### [Given instruction]
Output the full material exactly as it appears here.
START
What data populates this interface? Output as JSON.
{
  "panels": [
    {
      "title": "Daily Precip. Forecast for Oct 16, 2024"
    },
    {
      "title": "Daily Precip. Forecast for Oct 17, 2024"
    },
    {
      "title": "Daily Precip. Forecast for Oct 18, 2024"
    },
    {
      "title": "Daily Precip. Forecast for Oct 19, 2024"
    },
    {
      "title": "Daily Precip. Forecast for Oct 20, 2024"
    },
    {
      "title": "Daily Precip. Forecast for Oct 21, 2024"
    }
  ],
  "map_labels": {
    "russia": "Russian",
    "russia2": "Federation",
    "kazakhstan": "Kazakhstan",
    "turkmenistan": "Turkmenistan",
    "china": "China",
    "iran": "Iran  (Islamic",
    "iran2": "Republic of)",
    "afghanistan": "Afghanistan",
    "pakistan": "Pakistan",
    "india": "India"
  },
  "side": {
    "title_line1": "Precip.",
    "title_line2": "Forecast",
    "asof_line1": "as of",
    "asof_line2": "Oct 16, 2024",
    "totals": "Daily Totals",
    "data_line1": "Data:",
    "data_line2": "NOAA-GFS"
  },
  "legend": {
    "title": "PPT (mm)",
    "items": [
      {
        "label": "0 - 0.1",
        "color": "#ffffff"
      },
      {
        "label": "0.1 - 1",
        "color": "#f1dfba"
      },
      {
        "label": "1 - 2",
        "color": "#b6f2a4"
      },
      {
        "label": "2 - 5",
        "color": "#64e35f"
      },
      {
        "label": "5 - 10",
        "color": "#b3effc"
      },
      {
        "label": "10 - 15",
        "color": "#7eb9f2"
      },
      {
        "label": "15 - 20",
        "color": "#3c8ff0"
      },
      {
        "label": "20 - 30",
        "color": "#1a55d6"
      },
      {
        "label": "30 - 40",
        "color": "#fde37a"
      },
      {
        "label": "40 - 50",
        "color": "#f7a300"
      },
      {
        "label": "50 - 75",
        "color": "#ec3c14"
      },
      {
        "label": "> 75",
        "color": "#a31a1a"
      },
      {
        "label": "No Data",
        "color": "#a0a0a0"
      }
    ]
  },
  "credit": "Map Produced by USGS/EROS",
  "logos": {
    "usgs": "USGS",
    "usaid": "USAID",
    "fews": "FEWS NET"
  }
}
END
### [Completed task]
What data populates this interface? Output as JSON.
{
  "panels": [
    {
      "title": "Daily Precip. Forecast for Oct 16, 2024"
    },
    {
      "title": "Daily Precip. Forecast for Oct 17, 2024"
    },
    {
      "title": "Daily Precip. Forecast for Oct 18, 2024"
    },
    {
      "title": "Daily Precip. Forecast for Oct 19, 2024"
    },
    {
      "title": "Daily Precip. Forecast for Oct 20, 2024"
    },
    {
      "title": "Daily Precip. Forecast for Oct 21, 2024"
    }
  ],
  "map_labels": {
    "russia": "Russian",
    "russia2": "Federation",
    "kazakhstan": "Kazakhstan",
    "turkmenistan": "Turkmenistan",
    "china": "China",
    "iran": "Iran  (Islamic",
    "iran2": "Republic of)",
    "afghanistan": "Afghanistan",
    "pakistan": "Pakistan",
    "india": "India"
  },
  "side": {
    "title_line1": "Precip.",
    "title_line2": "Forecast",
    "asof_line1": "as of",
    "asof_line2": "Oct 16, 2024",
    "totals": "Daily Totals",
    "data_line1": "Data:",
    "data_line2": "NOAA-GFS"
  },
  "legend": {
    "title": "PPT (mm)",
    "items": [
      {
        "label": "0 - 0.1",
        "color": "#ffffff"
      },
      {
        "label": "0.1 - 1",
        "color": "#f1dfba"
      },
      {
        "label": "1 - 2",
        "color": "#b6f2a4"
      },
      {
        "label": "2 - 5",
        "color": "#64e35f"
      },
      {
        "label": "5 - 10",
        "color": "#b3effc"
      },
      {
        "label": "10 - 15",
        "color": "#7eb9f2"
      },
      {
        "label": "15 - 20",
        "color": "#3c8ff0"
      },
      {
        "label": "20 - 30",
        "color": "#1a55d6"
      },
      {
        "label": "30 - 40",
        "color": "#fde37a"
      },
      {
        "label": "40 - 50",
        "color": "#f7a300"
      },
      {
        "label": "50 - 75",
        "color": "#ec3c14"
      },
      {
        "label": "> 75",
        "color": "#a31a1a"
      },
      {
        "label": "No Data",
        "color": "#a0a0a0"
      }
    ]
  },
  "credit": "Map Produced by USGS/EROS",
  "logos": {
    "usgs": "USGS",
    "usaid": "USAID",
    "fews": "FEWS NET"
  }
}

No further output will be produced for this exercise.